[Prompt]: Please give the listing again, word for word, with nothing left out.

[Task data]:

- - -

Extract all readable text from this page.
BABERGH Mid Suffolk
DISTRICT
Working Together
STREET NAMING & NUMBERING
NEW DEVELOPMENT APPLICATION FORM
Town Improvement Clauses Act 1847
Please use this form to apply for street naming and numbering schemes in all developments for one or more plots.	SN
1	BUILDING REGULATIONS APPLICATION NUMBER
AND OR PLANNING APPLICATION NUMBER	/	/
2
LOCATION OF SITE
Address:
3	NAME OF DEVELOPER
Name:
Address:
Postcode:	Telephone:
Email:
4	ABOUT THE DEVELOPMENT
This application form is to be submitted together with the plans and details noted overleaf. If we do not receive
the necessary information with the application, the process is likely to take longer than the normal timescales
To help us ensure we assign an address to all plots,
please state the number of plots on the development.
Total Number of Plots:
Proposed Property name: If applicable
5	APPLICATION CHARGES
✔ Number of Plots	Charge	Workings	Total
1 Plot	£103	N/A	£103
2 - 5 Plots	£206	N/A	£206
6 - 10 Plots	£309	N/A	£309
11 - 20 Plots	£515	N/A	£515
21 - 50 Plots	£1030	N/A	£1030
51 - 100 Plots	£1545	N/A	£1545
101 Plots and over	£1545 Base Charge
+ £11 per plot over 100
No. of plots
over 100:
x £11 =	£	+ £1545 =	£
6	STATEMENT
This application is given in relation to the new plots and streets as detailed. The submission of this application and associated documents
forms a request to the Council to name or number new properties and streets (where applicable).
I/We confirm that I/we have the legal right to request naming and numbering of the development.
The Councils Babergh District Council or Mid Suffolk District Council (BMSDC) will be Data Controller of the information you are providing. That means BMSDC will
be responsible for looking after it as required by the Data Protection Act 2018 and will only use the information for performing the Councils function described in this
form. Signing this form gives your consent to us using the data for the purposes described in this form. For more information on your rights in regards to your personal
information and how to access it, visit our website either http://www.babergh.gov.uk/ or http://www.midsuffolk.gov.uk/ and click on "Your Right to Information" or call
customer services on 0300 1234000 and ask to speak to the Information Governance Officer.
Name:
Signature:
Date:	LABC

- - -

[Solution below]:
Extract all readable text from this page.
BABERGH Mid Suffolk
DISTRICT
Working Together
STREET NAMING & NUMBERING
NEW DEVELOPMENT APPLICATION FORM
Town Improvement Clauses Act 1847
Please use this form to apply for street naming and numbering schemes in all developments for one or more plots.	SN
1	BUILDING REGULATIONS APPLICATION NUMBER
AND OR PLANNING APPLICATION NUMBER	/	/
2
LOCATION OF SITE
Address:
3	NAME OF DEVELOPER
Name:
Address:
Postcode:	Telephone:
Email:
4	ABOUT THE DEVELOPMENT
This application form is to be submitted together with the plans and details noted overleaf. If we do not receive
the necessary information with the application, the process is likely to take longer than the normal timescales
To help us ensure we assign an address to all plots,
please state the number of plots on the development.
Total Number of Plots:
Proposed Property name: If applicable
5	APPLICATION CHARGES
✔ Number of Plots	Charge	Workings	Total
1 Plot	£103	N/A	£103
2 - 5 Plots	£206	N/A	£206
6 - 10 Plots	£309	N/A	£309
11 - 20 Plots	£515	N/A	£515
21 - 50 Plots	£1030	N/A	£1030
51 - 100 Plots	£1545	N/A	£1545
101 Plots and over	£1545 Base Charge
+ £11 per plot over 100
No. of plots
over 100:
x £11 =	£	+ £1545 =	£
6	STATEMENT
This application is given in relation to the new plots and streets as detailed. The submission of this application and associated documents
forms a request to the Council to name or number new properties and streets (where applicable).
I/We confirm that I/we have the legal right to request naming and numbering of the development.
The Councils Babergh District Council or Mid Suffolk District Council (BMSDC) will be Data Controller of the information you are providing. That means BMSDC will
be responsible for looking after it as required by the Data Protection Act 2018 and will only use the information for performing the Councils function described in this
form. Signing this form gives your consent to us using the data for the purposes described in this form. For more information on your rights in regards to your personal
information and how to access it, visit our website either http://www.babergh.gov.uk/ or http://www.midsuffolk.gov.uk/ and click on "Your Right to Information" or call
customer services on 0300 1234000 and ask to speak to the Information Governance Officer.
Name:
Signature:
Date:	LABC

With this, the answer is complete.